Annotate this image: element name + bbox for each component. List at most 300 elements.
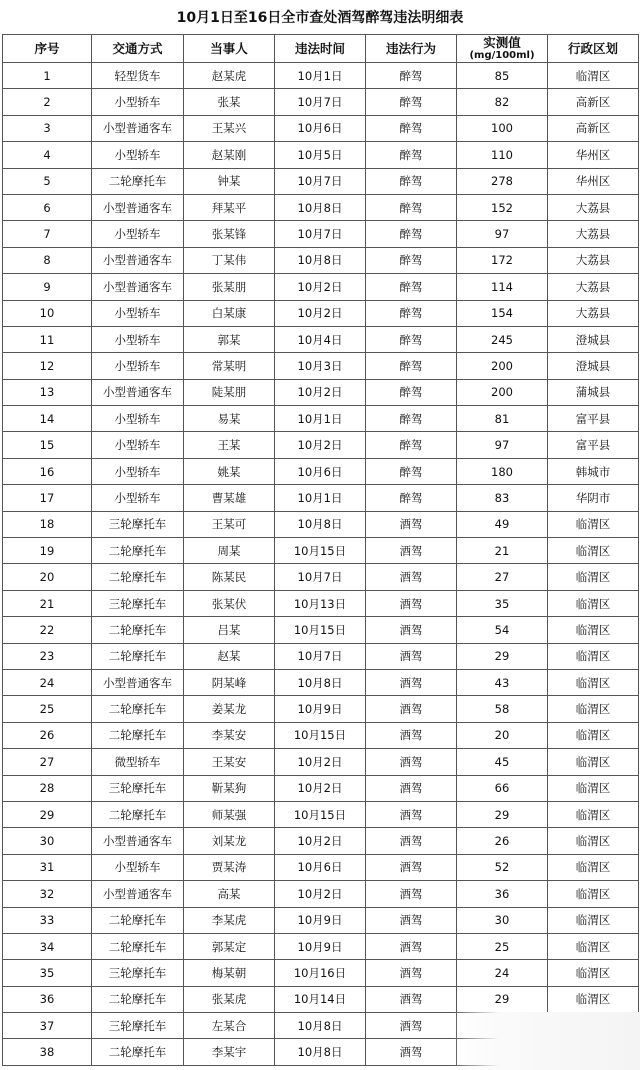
cell-party: 贾某涛 xyxy=(184,854,275,880)
cell-vehicle: 小型轿车 xyxy=(92,142,184,168)
header-value xyxy=(457,35,548,63)
cell-act: 醉驾 xyxy=(366,406,457,432)
table-row xyxy=(3,854,639,880)
cell-district: 临渭区 xyxy=(548,643,639,669)
cell-value: 21 xyxy=(457,538,548,564)
cell-party: 陈某民 xyxy=(184,564,275,590)
cell-no: 7 xyxy=(3,221,92,247)
cell-value: 172 xyxy=(457,247,548,273)
table-row xyxy=(3,142,639,168)
cell-district: 临渭区 xyxy=(548,63,639,89)
cell-no: 37 xyxy=(3,1013,92,1039)
table-row xyxy=(3,643,639,669)
cell-value: 27 xyxy=(457,564,548,590)
table-header-row xyxy=(3,35,639,63)
header-value-label: 实测值 xyxy=(483,34,521,50)
cell-party: 刘某龙 xyxy=(184,828,275,854)
cell-no: 28 xyxy=(3,775,92,801)
cell-district: 大荔县 xyxy=(548,247,639,273)
cell-value: 200 xyxy=(457,353,548,379)
header-vehicle: 交通方式 xyxy=(92,35,184,63)
cell-act: 酒驾 xyxy=(366,749,457,775)
table-row xyxy=(3,801,639,827)
cell-value: 180 xyxy=(457,458,548,484)
table-row xyxy=(3,300,639,326)
cell-value: 26 xyxy=(457,828,548,854)
cell-no: 10 xyxy=(3,300,92,326)
cell-value: 85 xyxy=(457,63,548,89)
cell-time: 10月7日 xyxy=(275,221,366,247)
cell-no: 23 xyxy=(3,643,92,669)
cell-party: 曹某雄 xyxy=(184,485,275,511)
cell-time: 10月15日 xyxy=(275,617,366,643)
table-row xyxy=(3,221,639,247)
cell-vehicle: 小型轿车 xyxy=(92,89,184,115)
cell-act: 醉驾 xyxy=(366,115,457,141)
cell-act: 醉驾 xyxy=(366,458,457,484)
cell-time: 10月2日 xyxy=(275,881,366,907)
page-title: 10月1日至16日全市查处酒驾醉驾违法明细表 xyxy=(176,10,464,26)
cell-vehicle: 小型轿车 xyxy=(92,432,184,458)
cell-no: 29 xyxy=(3,801,92,827)
table-row xyxy=(3,617,639,643)
cell-no: 6 xyxy=(3,194,92,220)
cell-value: 49 xyxy=(457,511,548,537)
cell-value: 29 xyxy=(457,643,548,669)
header-district: 行政区划 xyxy=(548,35,639,63)
cell-no: 3 xyxy=(3,115,92,141)
cell-no: 36 xyxy=(3,986,92,1012)
cell-act: 酒驾 xyxy=(366,669,457,695)
cell-no: 11 xyxy=(3,326,92,352)
cell-act: 醉驾 xyxy=(366,89,457,115)
cell-district: 临渭区 xyxy=(548,986,639,1012)
bottom-right-blur xyxy=(452,1012,640,1070)
cell-vehicle: 三轮摩托车 xyxy=(92,1013,184,1039)
cell-act: 酒驾 xyxy=(366,933,457,959)
cell-no: 27 xyxy=(3,749,92,775)
cell-time: 10月2日 xyxy=(275,274,366,300)
cell-value: 58 xyxy=(457,696,548,722)
cell-party: 郭某定 xyxy=(184,933,275,959)
cell-act: 酒驾 xyxy=(366,801,457,827)
cell-value: 82 xyxy=(457,89,548,115)
cell-time: 10月8日 xyxy=(275,669,366,695)
cell-party: 赵某 xyxy=(184,643,275,669)
cell-district: 蒲城县 xyxy=(548,379,639,405)
cell-act: 酒驾 xyxy=(366,696,457,722)
cell-act: 醉驾 xyxy=(366,221,457,247)
table-row xyxy=(3,828,639,854)
cell-vehicle: 小型轿车 xyxy=(92,300,184,326)
cell-vehicle: 二轮摩托车 xyxy=(92,907,184,933)
cell-district: 临渭区 xyxy=(548,669,639,695)
cell-district: 临渭区 xyxy=(548,511,639,537)
cell-vehicle: 二轮摩托车 xyxy=(92,801,184,827)
cell-district: 临渭区 xyxy=(548,722,639,748)
cell-district: 临渭区 xyxy=(548,538,639,564)
cell-party: 李某安 xyxy=(184,722,275,748)
header-party: 当事人 xyxy=(184,35,275,63)
cell-time: 10月8日 xyxy=(275,194,366,220)
table-row xyxy=(3,247,639,273)
cell-time: 10月16日 xyxy=(275,960,366,986)
cell-no: 17 xyxy=(3,485,92,511)
cell-party: 高某 xyxy=(184,881,275,907)
cell-value: 30 xyxy=(457,907,548,933)
cell-district: 临渭区 xyxy=(548,907,639,933)
cell-time: 10月7日 xyxy=(275,564,366,590)
cell-act: 酒驾 xyxy=(366,590,457,616)
cell-time: 10月9日 xyxy=(275,696,366,722)
table-row xyxy=(3,775,639,801)
table-row xyxy=(3,432,639,458)
cell-time: 10月14日 xyxy=(275,986,366,1012)
cell-vehicle: 小型普通客车 xyxy=(92,669,184,695)
cell-party: 张某虎 xyxy=(184,986,275,1012)
header-value-unit: (mg/100ml) xyxy=(469,49,535,61)
table-row xyxy=(3,406,639,432)
cell-party: 赵某虎 xyxy=(184,63,275,89)
cell-no: 16 xyxy=(3,458,92,484)
cell-value: 43 xyxy=(457,669,548,695)
cell-vehicle: 轻型货车 xyxy=(92,63,184,89)
cell-district: 华州区 xyxy=(548,142,639,168)
table-row xyxy=(3,458,639,484)
table-row xyxy=(3,511,639,537)
cell-no: 38 xyxy=(3,1039,92,1065)
cell-time: 10月15日 xyxy=(275,722,366,748)
table-row xyxy=(3,353,639,379)
cell-no: 13 xyxy=(3,379,92,405)
cell-party: 周某 xyxy=(184,538,275,564)
cell-act: 酒驾 xyxy=(366,617,457,643)
cell-vehicle: 二轮摩托车 xyxy=(92,168,184,194)
cell-district: 临渭区 xyxy=(548,564,639,590)
cell-no: 21 xyxy=(3,590,92,616)
cell-act: 酒驾 xyxy=(366,564,457,590)
cell-value: 100 xyxy=(457,115,548,141)
cell-vehicle: 小型轿车 xyxy=(92,221,184,247)
cell-value: 154 xyxy=(457,300,548,326)
cell-party: 阴某峰 xyxy=(184,669,275,695)
cell-party: 王某安 xyxy=(184,749,275,775)
cell-act: 醉驾 xyxy=(366,353,457,379)
cell-district: 临渭区 xyxy=(548,960,639,986)
cell-act: 酒驾 xyxy=(366,1013,457,1039)
table-row xyxy=(3,168,639,194)
cell-value: 97 xyxy=(457,432,548,458)
cell-party: 张某朋 xyxy=(184,274,275,300)
cell-act: 醉驾 xyxy=(366,326,457,352)
cell-vehicle: 二轮摩托车 xyxy=(92,617,184,643)
cell-district: 华阴市 xyxy=(548,485,639,511)
cell-vehicle: 小型普通客车 xyxy=(92,274,184,300)
cell-value: 35 xyxy=(457,590,548,616)
cell-district: 临渭区 xyxy=(548,749,639,775)
cell-time: 10月1日 xyxy=(275,406,366,432)
cell-time: 10月1日 xyxy=(275,63,366,89)
cell-value: 200 xyxy=(457,379,548,405)
cell-vehicle: 二轮摩托车 xyxy=(92,643,184,669)
cell-no: 8 xyxy=(3,247,92,273)
cell-vehicle: 小型轿车 xyxy=(92,406,184,432)
cell-district: 临渭区 xyxy=(548,854,639,880)
cell-district: 澄城县 xyxy=(548,353,639,379)
cell-act: 酒驾 xyxy=(366,828,457,854)
cell-no: 34 xyxy=(3,933,92,959)
cell-vehicle: 小型轿车 xyxy=(92,854,184,880)
cell-vehicle: 三轮摩托车 xyxy=(92,775,184,801)
cell-district: 富平县 xyxy=(548,432,639,458)
cell-time: 10月8日 xyxy=(275,247,366,273)
cell-vehicle: 三轮摩托车 xyxy=(92,960,184,986)
cell-time: 10月7日 xyxy=(275,89,366,115)
table-body xyxy=(3,63,639,1066)
cell-time: 10月13日 xyxy=(275,590,366,616)
cell-party: 左某合 xyxy=(184,1013,275,1039)
table-row xyxy=(3,933,639,959)
cell-vehicle: 二轮摩托车 xyxy=(92,933,184,959)
cell-time: 10月2日 xyxy=(275,749,366,775)
cell-no: 18 xyxy=(3,511,92,537)
cell-vehicle: 小型普通客车 xyxy=(92,379,184,405)
cell-value: 81 xyxy=(457,406,548,432)
cell-party: 吕某 xyxy=(184,617,275,643)
cell-vehicle: 小型轿车 xyxy=(92,326,184,352)
cell-time: 10月9日 xyxy=(275,907,366,933)
cell-district: 大荔县 xyxy=(548,221,639,247)
cell-time: 10月8日 xyxy=(275,1013,366,1039)
cell-value: 29 xyxy=(457,986,548,1012)
cell-time: 10月6日 xyxy=(275,458,366,484)
table-row xyxy=(3,538,639,564)
cell-time: 10月1日 xyxy=(275,485,366,511)
cell-vehicle: 小型轿车 xyxy=(92,485,184,511)
cell-no: 9 xyxy=(3,274,92,300)
cell-no: 14 xyxy=(3,406,92,432)
cell-vehicle: 小型普通客车 xyxy=(92,194,184,220)
cell-act: 酒驾 xyxy=(366,775,457,801)
table-row xyxy=(3,669,639,695)
cell-value: 110 xyxy=(457,142,548,168)
cell-district: 临渭区 xyxy=(548,881,639,907)
cell-value: 83 xyxy=(457,485,548,511)
cell-district: 大荔县 xyxy=(548,194,639,220)
cell-value: 66 xyxy=(457,775,548,801)
cell-party: 张某 xyxy=(184,89,275,115)
cell-party: 姜某龙 xyxy=(184,696,275,722)
cell-time: 10月2日 xyxy=(275,300,366,326)
cell-vehicle: 小型轿车 xyxy=(92,458,184,484)
cell-district: 临渭区 xyxy=(548,933,639,959)
cell-act: 酒驾 xyxy=(366,854,457,880)
cell-act: 酒驾 xyxy=(366,643,457,669)
cell-act: 醉驾 xyxy=(366,194,457,220)
cell-act: 酒驾 xyxy=(366,907,457,933)
cell-district: 临渭区 xyxy=(548,590,639,616)
cell-party: 张某锋 xyxy=(184,221,275,247)
cell-no: 20 xyxy=(3,564,92,590)
cell-district: 临渭区 xyxy=(548,696,639,722)
violations-table xyxy=(2,34,639,1066)
cell-time: 10月7日 xyxy=(275,643,366,669)
cell-party: 易某 xyxy=(184,406,275,432)
cell-party: 郭某 xyxy=(184,326,275,352)
header-no: 序号 xyxy=(3,35,92,63)
table-row xyxy=(3,485,639,511)
cell-act: 酒驾 xyxy=(366,960,457,986)
cell-value: 29 xyxy=(457,801,548,827)
cell-act: 醉驾 xyxy=(366,379,457,405)
cell-no: 30 xyxy=(3,828,92,854)
cell-value: 52 xyxy=(457,854,548,880)
cell-vehicle: 二轮摩托车 xyxy=(92,1039,184,1065)
table-row xyxy=(3,722,639,748)
cell-party: 常某明 xyxy=(184,353,275,379)
cell-party: 师某强 xyxy=(184,801,275,827)
cell-time: 10月4日 xyxy=(275,326,366,352)
cell-district: 临渭区 xyxy=(548,801,639,827)
cell-value: 152 xyxy=(457,194,548,220)
cell-district: 富平县 xyxy=(548,406,639,432)
cell-value: 245 xyxy=(457,326,548,352)
cell-act: 酒驾 xyxy=(366,511,457,537)
cell-district: 大荔县 xyxy=(548,274,639,300)
cell-vehicle: 微型轿车 xyxy=(92,749,184,775)
cell-time: 10月6日 xyxy=(275,115,366,141)
cell-district: 高新区 xyxy=(548,89,639,115)
table-row xyxy=(3,590,639,616)
cell-party: 陡某朋 xyxy=(184,379,275,405)
cell-vehicle: 三轮摩托车 xyxy=(92,511,184,537)
cell-act: 酒驾 xyxy=(366,722,457,748)
cell-no: 2 xyxy=(3,89,92,115)
cell-time: 10月15日 xyxy=(275,801,366,827)
cell-no: 26 xyxy=(3,722,92,748)
table-row xyxy=(3,274,639,300)
cell-value: 114 xyxy=(457,274,548,300)
cell-vehicle: 二轮摩托车 xyxy=(92,564,184,590)
cell-time: 10月8日 xyxy=(275,511,366,537)
cell-vehicle: 三轮摩托车 xyxy=(92,590,184,616)
cell-no: 12 xyxy=(3,353,92,379)
cell-district: 临渭区 xyxy=(548,617,639,643)
cell-value: 54 xyxy=(457,617,548,643)
cell-party: 姚某 xyxy=(184,458,275,484)
cell-time: 10月6日 xyxy=(275,854,366,880)
cell-act: 醉驾 xyxy=(366,432,457,458)
cell-act: 醉驾 xyxy=(366,247,457,273)
cell-party: 张某伏 xyxy=(184,590,275,616)
cell-no: 33 xyxy=(3,907,92,933)
cell-party: 拜某平 xyxy=(184,194,275,220)
cell-act: 醉驾 xyxy=(366,168,457,194)
table-row xyxy=(3,115,639,141)
cell-act: 醉驾 xyxy=(366,274,457,300)
cell-act: 酒驾 xyxy=(366,881,457,907)
table-row xyxy=(3,881,639,907)
cell-party: 白某康 xyxy=(184,300,275,326)
cell-party: 王某可 xyxy=(184,511,275,537)
table-row xyxy=(3,749,639,775)
cell-time: 10月2日 xyxy=(275,379,366,405)
cell-no: 25 xyxy=(3,696,92,722)
table-row xyxy=(3,960,639,986)
cell-district: 澄城县 xyxy=(548,326,639,352)
table-row xyxy=(3,326,639,352)
table-row xyxy=(3,63,639,89)
cell-vehicle: 小型轿车 xyxy=(92,353,184,379)
header-time: 违法时间 xyxy=(275,35,366,63)
cell-time: 10月2日 xyxy=(275,775,366,801)
cell-party: 王某兴 xyxy=(184,115,275,141)
cell-party: 丁某伟 xyxy=(184,247,275,273)
cell-no: 31 xyxy=(3,854,92,880)
cell-act: 酒驾 xyxy=(366,986,457,1012)
cell-district: 临渭区 xyxy=(548,775,639,801)
cell-party: 李某虎 xyxy=(184,907,275,933)
cell-act: 醉驾 xyxy=(366,485,457,511)
cell-no: 32 xyxy=(3,881,92,907)
cell-time: 10月15日 xyxy=(275,538,366,564)
cell-party: 李某宇 xyxy=(184,1039,275,1065)
cell-no: 24 xyxy=(3,669,92,695)
cell-district: 高新区 xyxy=(548,115,639,141)
cell-time: 10月2日 xyxy=(275,828,366,854)
cell-party: 钟某 xyxy=(184,168,275,194)
cell-vehicle: 小型普通客车 xyxy=(92,247,184,273)
cell-vehicle: 二轮摩托车 xyxy=(92,538,184,564)
cell-district: 临渭区 xyxy=(548,828,639,854)
cell-time: 10月9日 xyxy=(275,933,366,959)
table-row xyxy=(3,986,639,1012)
cell-no: 35 xyxy=(3,960,92,986)
cell-party: 梅某朝 xyxy=(184,960,275,986)
cell-vehicle: 二轮摩托车 xyxy=(92,722,184,748)
cell-no: 19 xyxy=(3,538,92,564)
cell-act: 酒驾 xyxy=(366,1039,457,1065)
cell-no: 22 xyxy=(3,617,92,643)
cell-act: 醉驾 xyxy=(366,63,457,89)
table-row xyxy=(3,89,639,115)
cell-vehicle: 二轮摩托车 xyxy=(92,986,184,1012)
cell-no: 4 xyxy=(3,142,92,168)
cell-value: 36 xyxy=(457,881,548,907)
table-row xyxy=(3,696,639,722)
cell-time: 10月5日 xyxy=(275,142,366,168)
cell-vehicle: 二轮摩托车 xyxy=(92,696,184,722)
cell-district: 华州区 xyxy=(548,168,639,194)
cell-act: 醉驾 xyxy=(366,300,457,326)
cell-district: 大荔县 xyxy=(548,300,639,326)
cell-value: 97 xyxy=(457,221,548,247)
cell-time: 10月7日 xyxy=(275,168,366,194)
cell-act: 醉驾 xyxy=(366,142,457,168)
cell-time: 10月3日 xyxy=(275,353,366,379)
cell-value: 24 xyxy=(457,960,548,986)
cell-time: 10月2日 xyxy=(275,432,366,458)
cell-vehicle: 小型普通客车 xyxy=(92,828,184,854)
cell-party: 王某 xyxy=(184,432,275,458)
cell-vehicle: 小型普通客车 xyxy=(92,881,184,907)
cell-value: 45 xyxy=(457,749,548,775)
table-row xyxy=(3,379,639,405)
cell-time: 10月8日 xyxy=(275,1039,366,1065)
cell-no: 15 xyxy=(3,432,92,458)
cell-no: 5 xyxy=(3,168,92,194)
cell-no: 1 xyxy=(3,63,92,89)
● ● ● ● ● ● ●
◆ **Instruction**: Swap "醉驾" for "酒驾" in the lines that open with the line containing "cell-party: 贾某涛 xyxy=(184,854,275,880)" and close with the line containing "cell-value: 21 xyxy=(457,538,548,564)", then give back only those lines with nothing else changed.

◆ **Response to the task**:
cell-party: 贾某涛 xyxy=(184,854,275,880)
cell-vehicle: 小型轿车 xyxy=(92,142,184,168)
header-value xyxy=(457,35,548,63)
cell-act: 酒驾 xyxy=(366,406,457,432)
table-row xyxy=(3,854,639,880)
cell-district: 临渭区 xyxy=(548,643,639,669)
cell-value: 21 xyxy=(457,538,548,564)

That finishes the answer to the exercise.